> **Exercise requirements**: Copy out, without changes, the part of the items that opens with the line containing "Segment this screenshot: for" and closes with the line containing "253, 80, 270]", including both of those lines. Leave the pictures out of your answer.

Start of Data entries

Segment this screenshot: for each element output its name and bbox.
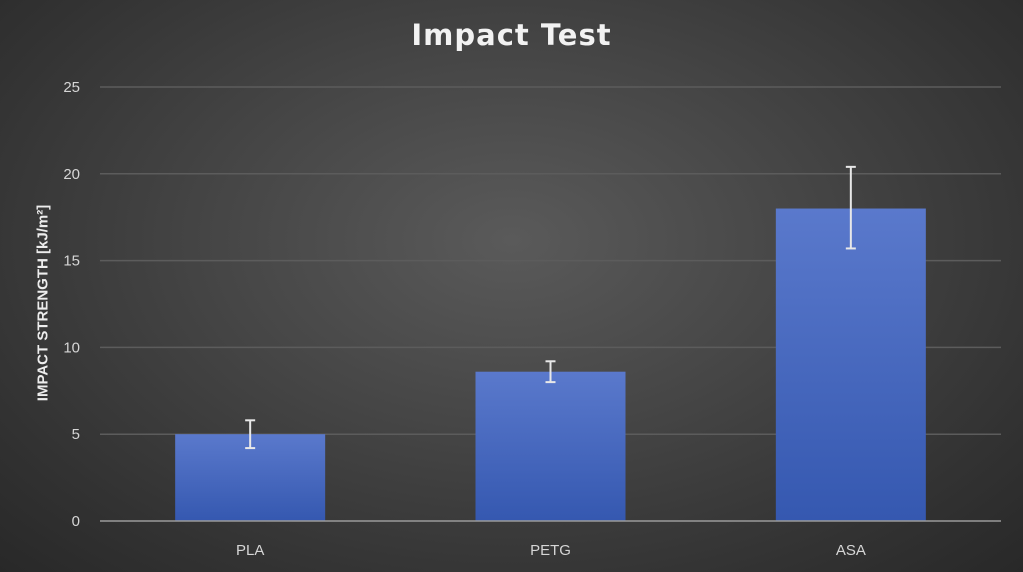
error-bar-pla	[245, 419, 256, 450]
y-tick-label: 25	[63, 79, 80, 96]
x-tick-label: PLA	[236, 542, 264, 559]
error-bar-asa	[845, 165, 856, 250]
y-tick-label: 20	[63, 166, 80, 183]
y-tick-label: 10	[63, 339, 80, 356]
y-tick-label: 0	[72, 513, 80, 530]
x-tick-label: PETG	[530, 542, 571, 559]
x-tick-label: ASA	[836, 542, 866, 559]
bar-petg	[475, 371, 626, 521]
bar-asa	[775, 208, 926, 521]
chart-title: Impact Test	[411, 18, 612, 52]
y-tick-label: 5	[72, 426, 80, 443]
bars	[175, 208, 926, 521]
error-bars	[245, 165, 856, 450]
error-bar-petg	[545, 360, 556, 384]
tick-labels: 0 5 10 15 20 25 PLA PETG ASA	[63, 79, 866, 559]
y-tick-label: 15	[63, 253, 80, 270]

End of Data entries
Start of Data entries

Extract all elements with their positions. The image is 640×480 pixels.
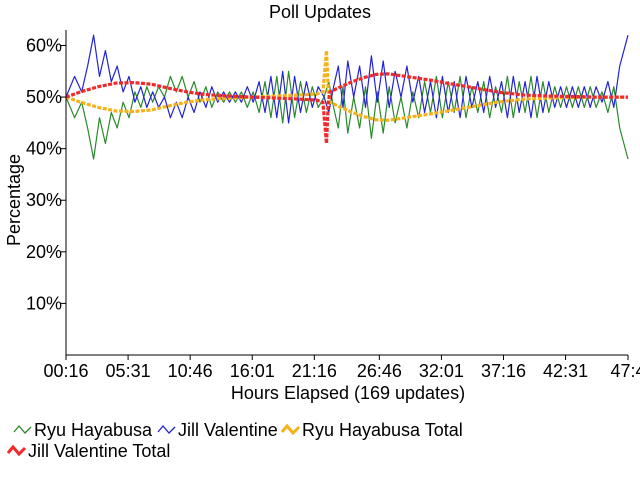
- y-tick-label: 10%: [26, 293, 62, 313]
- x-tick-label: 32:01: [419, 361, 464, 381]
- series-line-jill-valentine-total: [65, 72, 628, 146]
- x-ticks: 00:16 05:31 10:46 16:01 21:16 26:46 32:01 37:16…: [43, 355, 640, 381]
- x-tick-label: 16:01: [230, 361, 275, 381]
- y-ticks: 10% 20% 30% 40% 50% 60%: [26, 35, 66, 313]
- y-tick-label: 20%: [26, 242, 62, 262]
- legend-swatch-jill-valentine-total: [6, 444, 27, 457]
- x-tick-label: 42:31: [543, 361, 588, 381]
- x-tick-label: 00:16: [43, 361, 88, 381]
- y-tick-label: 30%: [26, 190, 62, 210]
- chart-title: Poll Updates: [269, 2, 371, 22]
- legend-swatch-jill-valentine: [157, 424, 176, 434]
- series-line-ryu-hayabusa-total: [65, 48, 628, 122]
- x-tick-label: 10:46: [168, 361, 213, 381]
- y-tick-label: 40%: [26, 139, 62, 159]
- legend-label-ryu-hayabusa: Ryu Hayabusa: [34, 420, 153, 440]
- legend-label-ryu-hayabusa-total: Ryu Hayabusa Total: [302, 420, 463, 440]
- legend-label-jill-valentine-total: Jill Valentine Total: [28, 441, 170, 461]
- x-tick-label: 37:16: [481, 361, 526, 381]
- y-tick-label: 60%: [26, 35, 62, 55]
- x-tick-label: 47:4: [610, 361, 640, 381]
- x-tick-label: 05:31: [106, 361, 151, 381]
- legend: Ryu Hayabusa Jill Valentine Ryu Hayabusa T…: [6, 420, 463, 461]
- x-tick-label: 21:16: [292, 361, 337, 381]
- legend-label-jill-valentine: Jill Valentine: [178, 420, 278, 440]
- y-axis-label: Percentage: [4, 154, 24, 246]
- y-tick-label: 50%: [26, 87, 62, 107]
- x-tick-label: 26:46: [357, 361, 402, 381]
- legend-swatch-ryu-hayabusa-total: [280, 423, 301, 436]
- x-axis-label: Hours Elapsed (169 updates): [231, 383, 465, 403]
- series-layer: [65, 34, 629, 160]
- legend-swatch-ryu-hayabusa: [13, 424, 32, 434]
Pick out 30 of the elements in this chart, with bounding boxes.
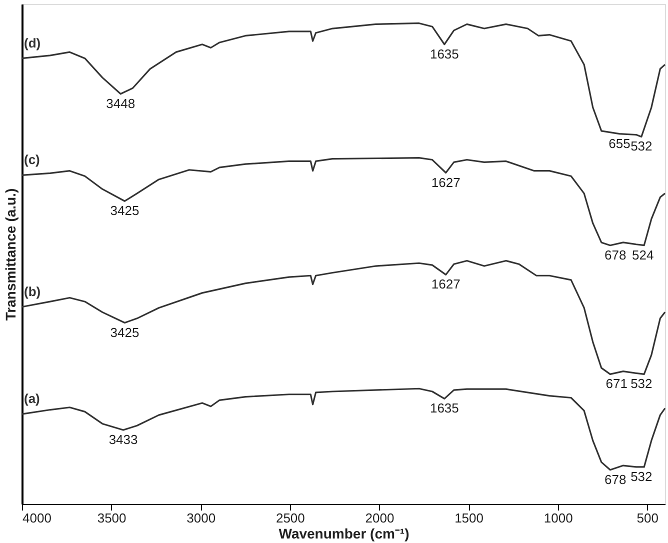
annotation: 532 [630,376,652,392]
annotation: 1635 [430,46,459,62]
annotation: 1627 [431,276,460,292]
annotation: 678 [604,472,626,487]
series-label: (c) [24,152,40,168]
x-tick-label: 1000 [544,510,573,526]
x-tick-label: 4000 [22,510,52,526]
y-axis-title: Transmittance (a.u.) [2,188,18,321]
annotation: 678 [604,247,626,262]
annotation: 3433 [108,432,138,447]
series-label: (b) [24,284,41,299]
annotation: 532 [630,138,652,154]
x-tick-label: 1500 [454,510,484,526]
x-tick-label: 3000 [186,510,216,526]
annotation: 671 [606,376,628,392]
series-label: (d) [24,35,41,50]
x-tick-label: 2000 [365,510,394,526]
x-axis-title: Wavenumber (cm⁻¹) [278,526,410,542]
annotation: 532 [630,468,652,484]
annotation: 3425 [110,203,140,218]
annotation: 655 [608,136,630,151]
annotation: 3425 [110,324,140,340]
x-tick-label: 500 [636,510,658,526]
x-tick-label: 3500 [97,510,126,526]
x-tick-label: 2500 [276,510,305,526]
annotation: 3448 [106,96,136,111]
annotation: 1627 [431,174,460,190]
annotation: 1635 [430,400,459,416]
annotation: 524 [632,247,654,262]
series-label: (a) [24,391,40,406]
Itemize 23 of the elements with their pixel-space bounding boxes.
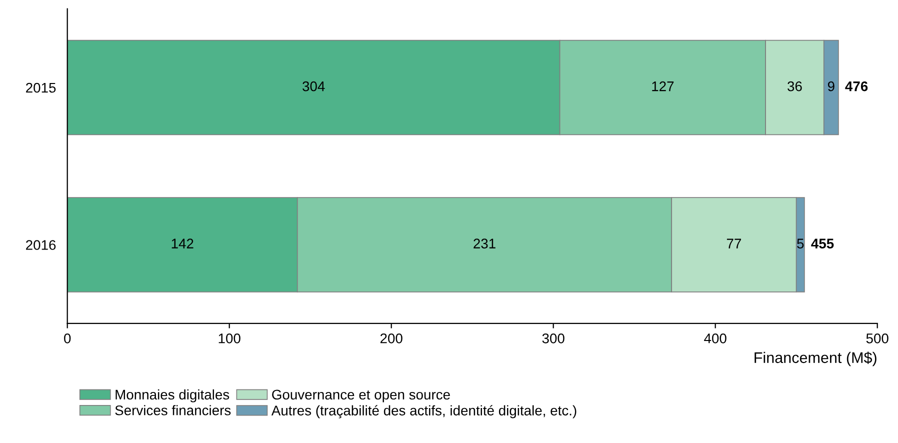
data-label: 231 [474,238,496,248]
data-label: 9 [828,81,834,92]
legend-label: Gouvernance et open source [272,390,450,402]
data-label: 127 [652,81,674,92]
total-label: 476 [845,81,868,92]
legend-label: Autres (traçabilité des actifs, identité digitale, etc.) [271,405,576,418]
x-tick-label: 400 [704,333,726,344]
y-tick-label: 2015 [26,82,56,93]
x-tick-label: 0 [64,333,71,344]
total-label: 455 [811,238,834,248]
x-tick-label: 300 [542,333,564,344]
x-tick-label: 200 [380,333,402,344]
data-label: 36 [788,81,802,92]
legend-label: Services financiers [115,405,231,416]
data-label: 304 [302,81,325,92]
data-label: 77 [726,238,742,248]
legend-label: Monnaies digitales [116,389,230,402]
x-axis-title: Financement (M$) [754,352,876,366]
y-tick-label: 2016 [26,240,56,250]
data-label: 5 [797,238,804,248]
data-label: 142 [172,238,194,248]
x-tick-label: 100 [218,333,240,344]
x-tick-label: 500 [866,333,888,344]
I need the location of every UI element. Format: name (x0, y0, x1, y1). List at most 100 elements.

End of Data entries

> **Finished exercise**:
Segment this screenshot: for each element output its name and bbox.
error-bar-pla	[245, 419, 256, 450]
y-tick-label: 25	[63, 79, 80, 96]
x-tick-label: PLA	[236, 542, 264, 559]
error-bar-asa	[845, 165, 856, 250]
y-tick-label: 20	[63, 166, 80, 183]
y-tick-label: 10	[63, 339, 80, 356]
y-tick-label: 0	[72, 513, 80, 530]
x-tick-label: PETG	[530, 542, 571, 559]
x-tick-label: ASA	[836, 542, 866, 559]
bar-petg	[475, 371, 626, 521]
bar-asa	[775, 208, 926, 521]
chart-title: Impact Test	[411, 18, 612, 52]
y-tick-label: 5	[72, 426, 80, 443]
bars	[175, 208, 926, 521]
error-bars	[245, 165, 856, 450]
error-bar-petg	[545, 360, 556, 384]
tick-labels: 0 5 10 15 20 25 PLA PETG ASA	[63, 79, 866, 559]
y-tick-label: 15	[63, 253, 80, 270]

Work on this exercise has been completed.